● **DATA ENTRIES**:
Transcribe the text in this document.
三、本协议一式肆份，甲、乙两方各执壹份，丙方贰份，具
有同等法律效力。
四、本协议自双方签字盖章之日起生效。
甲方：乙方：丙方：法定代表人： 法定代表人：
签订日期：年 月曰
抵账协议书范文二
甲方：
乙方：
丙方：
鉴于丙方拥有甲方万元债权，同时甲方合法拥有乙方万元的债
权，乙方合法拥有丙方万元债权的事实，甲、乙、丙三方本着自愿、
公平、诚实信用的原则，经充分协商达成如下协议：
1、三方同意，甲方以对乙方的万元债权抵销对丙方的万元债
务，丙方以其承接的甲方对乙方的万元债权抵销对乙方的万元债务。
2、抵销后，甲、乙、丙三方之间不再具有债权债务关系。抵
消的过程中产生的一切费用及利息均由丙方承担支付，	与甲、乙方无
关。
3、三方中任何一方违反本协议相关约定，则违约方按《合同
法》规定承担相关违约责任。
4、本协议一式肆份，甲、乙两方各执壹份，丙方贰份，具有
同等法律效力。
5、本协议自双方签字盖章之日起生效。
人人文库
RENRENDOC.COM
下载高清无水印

● **WHAT NEEDS TO BE DONE**: Give back all the data exactly as written.

● **FULL OUTPUT**:
Transcribe the text in this document.
三、本协议一式肆份，甲、乙两方各执壹份，丙方贰份，具
有同等法律效力。
四、本协议自双方签字盖章之日起生效。
甲方：乙方：丙方：法定代表人： 法定代表人：
签订日期：年 月曰
抵账协议书范文二
甲方：
乙方：
丙方：
鉴于丙方拥有甲方万元债权，同时甲方合法拥有乙方万元的债
权，乙方合法拥有丙方万元债权的事实，甲、乙、丙三方本着自愿、
公平、诚实信用的原则，经充分协商达成如下协议：
1、三方同意，甲方以对乙方的万元债权抵销对丙方的万元债
务，丙方以其承接的甲方对乙方的万元债权抵销对乙方的万元债务。
2、抵销后，甲、乙、丙三方之间不再具有债权债务关系。抵
消的过程中产生的一切费用及利息均由丙方承担支付，	与甲、乙方无
关。
3、三方中任何一方违反本协议相关约定，则违约方按《合同
法》规定承担相关违约责任。
4、本协议一式肆份，甲、乙两方各执壹份，丙方贰份，具有
同等法律效力。
5、本协议自双方签字盖章之日起生效。
人人文库
RENRENDOC.COM
下载高清无水印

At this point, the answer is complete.